### Material provided

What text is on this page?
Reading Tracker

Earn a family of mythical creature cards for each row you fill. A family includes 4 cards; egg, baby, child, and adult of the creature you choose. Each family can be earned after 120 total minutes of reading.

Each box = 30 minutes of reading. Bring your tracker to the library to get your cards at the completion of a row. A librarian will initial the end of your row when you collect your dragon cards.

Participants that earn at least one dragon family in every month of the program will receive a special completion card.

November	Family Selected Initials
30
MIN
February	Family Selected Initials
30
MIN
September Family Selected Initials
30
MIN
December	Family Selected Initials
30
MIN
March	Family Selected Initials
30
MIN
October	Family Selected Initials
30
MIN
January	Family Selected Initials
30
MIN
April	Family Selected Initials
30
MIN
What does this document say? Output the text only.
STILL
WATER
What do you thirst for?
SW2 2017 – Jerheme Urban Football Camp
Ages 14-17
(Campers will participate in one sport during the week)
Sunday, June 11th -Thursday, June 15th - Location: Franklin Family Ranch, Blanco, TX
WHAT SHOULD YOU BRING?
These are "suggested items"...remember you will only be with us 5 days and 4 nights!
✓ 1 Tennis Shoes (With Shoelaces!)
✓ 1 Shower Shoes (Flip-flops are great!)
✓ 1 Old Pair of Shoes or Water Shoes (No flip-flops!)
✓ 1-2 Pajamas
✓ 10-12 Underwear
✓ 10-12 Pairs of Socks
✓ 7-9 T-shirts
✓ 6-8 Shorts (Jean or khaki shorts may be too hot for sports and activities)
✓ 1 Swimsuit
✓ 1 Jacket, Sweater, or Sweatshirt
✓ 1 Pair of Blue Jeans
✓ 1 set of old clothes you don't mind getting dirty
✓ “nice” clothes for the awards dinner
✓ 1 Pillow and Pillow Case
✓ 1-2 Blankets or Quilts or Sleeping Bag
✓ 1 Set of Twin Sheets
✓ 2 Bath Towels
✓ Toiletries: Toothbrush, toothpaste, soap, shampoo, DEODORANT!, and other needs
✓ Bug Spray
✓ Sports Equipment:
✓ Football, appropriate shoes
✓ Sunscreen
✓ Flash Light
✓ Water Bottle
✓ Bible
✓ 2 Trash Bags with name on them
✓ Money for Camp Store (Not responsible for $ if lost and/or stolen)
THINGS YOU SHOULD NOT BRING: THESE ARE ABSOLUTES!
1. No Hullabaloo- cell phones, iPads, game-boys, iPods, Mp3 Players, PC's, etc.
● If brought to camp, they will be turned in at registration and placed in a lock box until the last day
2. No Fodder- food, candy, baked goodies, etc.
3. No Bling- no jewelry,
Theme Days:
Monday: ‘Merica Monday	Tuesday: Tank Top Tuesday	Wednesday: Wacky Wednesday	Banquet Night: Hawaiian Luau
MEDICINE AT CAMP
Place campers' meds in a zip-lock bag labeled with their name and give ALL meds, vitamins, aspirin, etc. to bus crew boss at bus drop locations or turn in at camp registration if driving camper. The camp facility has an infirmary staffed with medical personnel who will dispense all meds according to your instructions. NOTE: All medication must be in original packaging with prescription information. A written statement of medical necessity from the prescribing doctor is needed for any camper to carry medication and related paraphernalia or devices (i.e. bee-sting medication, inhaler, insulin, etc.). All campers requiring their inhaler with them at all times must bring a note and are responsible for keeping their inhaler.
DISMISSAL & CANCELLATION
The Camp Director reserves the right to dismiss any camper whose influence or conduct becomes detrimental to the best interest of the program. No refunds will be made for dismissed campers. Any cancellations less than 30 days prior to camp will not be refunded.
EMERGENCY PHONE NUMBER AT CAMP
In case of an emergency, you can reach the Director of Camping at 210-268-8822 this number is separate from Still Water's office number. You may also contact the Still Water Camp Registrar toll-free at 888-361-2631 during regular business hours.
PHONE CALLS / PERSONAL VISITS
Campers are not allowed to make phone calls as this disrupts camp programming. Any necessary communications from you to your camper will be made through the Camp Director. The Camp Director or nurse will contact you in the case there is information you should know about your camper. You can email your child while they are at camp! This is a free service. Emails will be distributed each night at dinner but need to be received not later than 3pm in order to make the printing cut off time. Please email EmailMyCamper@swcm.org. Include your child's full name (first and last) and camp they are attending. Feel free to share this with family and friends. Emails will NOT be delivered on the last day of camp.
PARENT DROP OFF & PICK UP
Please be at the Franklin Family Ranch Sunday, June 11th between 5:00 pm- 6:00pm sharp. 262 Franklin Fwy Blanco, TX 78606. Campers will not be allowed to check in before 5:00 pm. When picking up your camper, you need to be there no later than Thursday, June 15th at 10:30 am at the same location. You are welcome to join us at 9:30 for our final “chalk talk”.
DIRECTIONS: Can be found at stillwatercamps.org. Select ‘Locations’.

### The task
Among the records above, find each line holding the string "completion" and pull it out.

### Task answer
Each box = 30 minutes of reading. Bring your tracker to the library to get your cards at the completion of a row. A librarian will initial the end of your row when you collect your dragon cards.
Participants that earn at least one dragon family in every month of the program will receive a special completion card.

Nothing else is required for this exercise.